Dataset entries on figures:
· · ·

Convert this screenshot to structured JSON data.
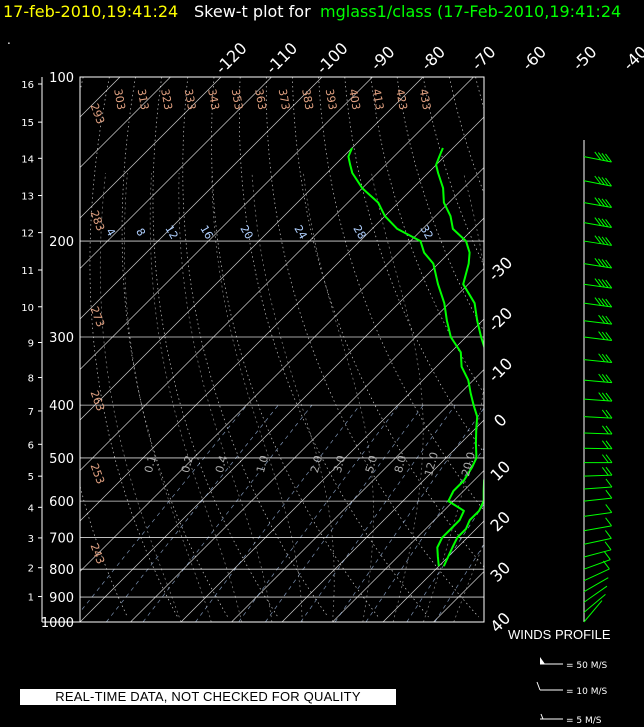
{
  "header": {
    "timestamp": "17-feb-2010,19:41:24",
    "mid_text": "Skew-t plot for",
    "source_text": "mglass1/class (17-Feb-2010,19:41:24"
  },
  "disclaimer": "REAL-TIME DATA, NOT CHECKED FOR QUALITY",
  "winds": {
    "title": "WINDS PROFILE",
    "legend": [
      {
        "label": "= 50 M/S",
        "speed": 50
      },
      {
        "label": "= 10 M/S",
        "speed": 10
      },
      {
        "label": "= 5 M/S",
        "speed": 5
      }
    ]
  },
  "colors": {
    "background": "#000000",
    "temperature": "#00ff00",
    "dewpoint": "#00ff00",
    "isotherm": "#ffffff",
    "isobar": "#ffffff",
    "dry_adiabat": "#ffffff",
    "moist_adiabat": "#aaaaaa",
    "mixing_ratio": "#b0d0ff",
    "theta_label": "#e0a080"
  },
  "chart_data": {
    "type": "line",
    "title": "Skew-t plot",
    "pressure_levels": [
      100,
      200,
      300,
      400,
      500,
      600,
      700,
      800,
      900,
      1000
    ],
    "height_km_ticks": [
      1,
      2,
      3,
      4,
      5,
      6,
      7,
      8,
      9,
      10,
      11,
      12,
      13,
      14,
      15,
      16
    ],
    "isotherm_top_labels": [
      "-120",
      "-110",
      "-100",
      "-90",
      "-80",
      "-70",
      "-60",
      "-50",
      "-40"
    ],
    "isotherm_right_labels": [
      "-30",
      "-20",
      "-10",
      "0",
      "10",
      "20",
      "30",
      "40"
    ],
    "theta_labels_top": [
      "303",
      "313",
      "323",
      "333",
      "343",
      "353",
      "363",
      "373",
      "383",
      "393",
      "403",
      "413",
      "423",
      "433"
    ],
    "theta_labels_left": [
      "293",
      "283",
      "273",
      "263",
      "253",
      "243"
    ],
    "mixing_ratio_labels": [
      "4",
      "8",
      "12",
      "16",
      "20",
      "24",
      "28",
      "32"
    ],
    "moist_labels": [
      "0.1",
      "0.2",
      "0.4",
      "1.0",
      "2.0",
      "3.0",
      "5.0",
      "8.0",
      "12.0",
      "20.0"
    ],
    "ylim": [
      1000,
      100
    ],
    "xlim": [
      -40,
      40
    ],
    "series": [
      {
        "name": "temperature",
        "points": [
          [
            790,
            21
          ],
          [
            760,
            20
          ],
          [
            730,
            19
          ],
          [
            700,
            18
          ],
          [
            675,
            18
          ],
          [
            650,
            17
          ],
          [
            625,
            17
          ],
          [
            600,
            16
          ],
          [
            575,
            14
          ],
          [
            550,
            12
          ],
          [
            520,
            10
          ],
          [
            500,
            8
          ],
          [
            470,
            6
          ],
          [
            440,
            3
          ],
          [
            420,
            1
          ],
          [
            400,
            -1
          ],
          [
            380,
            -3
          ],
          [
            360,
            -6
          ],
          [
            340,
            -10
          ],
          [
            320,
            -13
          ],
          [
            300,
            -17
          ],
          [
            280,
            -21
          ],
          [
            260,
            -25
          ],
          [
            240,
            -31
          ],
          [
            220,
            -34
          ],
          [
            210,
            -36
          ],
          [
            200,
            -39
          ],
          [
            190,
            -44
          ],
          [
            180,
            -47
          ],
          [
            170,
            -51
          ],
          [
            160,
            -54
          ],
          [
            150,
            -58
          ],
          [
            145,
            -60
          ],
          [
            140,
            -61
          ],
          [
            135,
            -62
          ]
        ]
      },
      {
        "name": "dewpoint",
        "points": [
          [
            790,
            20
          ],
          [
            760,
            18
          ],
          [
            730,
            16
          ],
          [
            700,
            15
          ],
          [
            675,
            15
          ],
          [
            650,
            15
          ],
          [
            625,
            14
          ],
          [
            600,
            9
          ],
          [
            575,
            8
          ],
          [
            550,
            8
          ],
          [
            520,
            7
          ],
          [
            500,
            6
          ],
          [
            470,
            3
          ],
          [
            440,
            0
          ],
          [
            420,
            -2
          ],
          [
            400,
            -5
          ],
          [
            380,
            -8
          ],
          [
            360,
            -11
          ],
          [
            340,
            -15
          ],
          [
            320,
            -18
          ],
          [
            300,
            -23
          ],
          [
            280,
            -27
          ],
          [
            260,
            -31
          ],
          [
            240,
            -36
          ],
          [
            220,
            -41
          ],
          [
            210,
            -45
          ],
          [
            200,
            -48
          ],
          [
            190,
            -55
          ],
          [
            180,
            -60
          ],
          [
            170,
            -64
          ],
          [
            160,
            -70
          ],
          [
            150,
            -75
          ],
          [
            145,
            -77
          ],
          [
            140,
            -79
          ],
          [
            135,
            -80
          ]
        ]
      }
    ],
    "wind_profile": [
      [
        1000,
        5,
        220
      ],
      [
        960,
        8,
        230
      ],
      [
        920,
        7,
        235
      ],
      [
        880,
        9,
        240
      ],
      [
        840,
        10,
        245
      ],
      [
        800,
        12,
        250
      ],
      [
        760,
        13,
        255
      ],
      [
        720,
        14,
        258
      ],
      [
        680,
        15,
        260
      ],
      [
        640,
        16,
        262
      ],
      [
        600,
        18,
        264
      ],
      [
        570,
        19,
        266
      ],
      [
        540,
        20,
        268
      ],
      [
        510,
        22,
        270
      ],
      [
        480,
        24,
        271
      ],
      [
        450,
        26,
        272
      ],
      [
        420,
        28,
        273
      ],
      [
        390,
        30,
        274
      ],
      [
        360,
        32,
        275
      ],
      [
        330,
        34,
        276
      ],
      [
        300,
        36,
        277
      ],
      [
        280,
        38,
        277
      ],
      [
        260,
        40,
        278
      ],
      [
        240,
        42,
        278
      ],
      [
        220,
        44,
        279
      ],
      [
        200,
        46,
        279
      ],
      [
        185,
        45,
        280
      ],
      [
        170,
        44,
        280
      ],
      [
        155,
        42,
        281
      ],
      [
        140,
        40,
        281
      ]
    ]
  }
}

· · ·

Problem description: The word "plot" may appear on some lines of these records; state how many such lines there are, and nothing else.

Reply: 2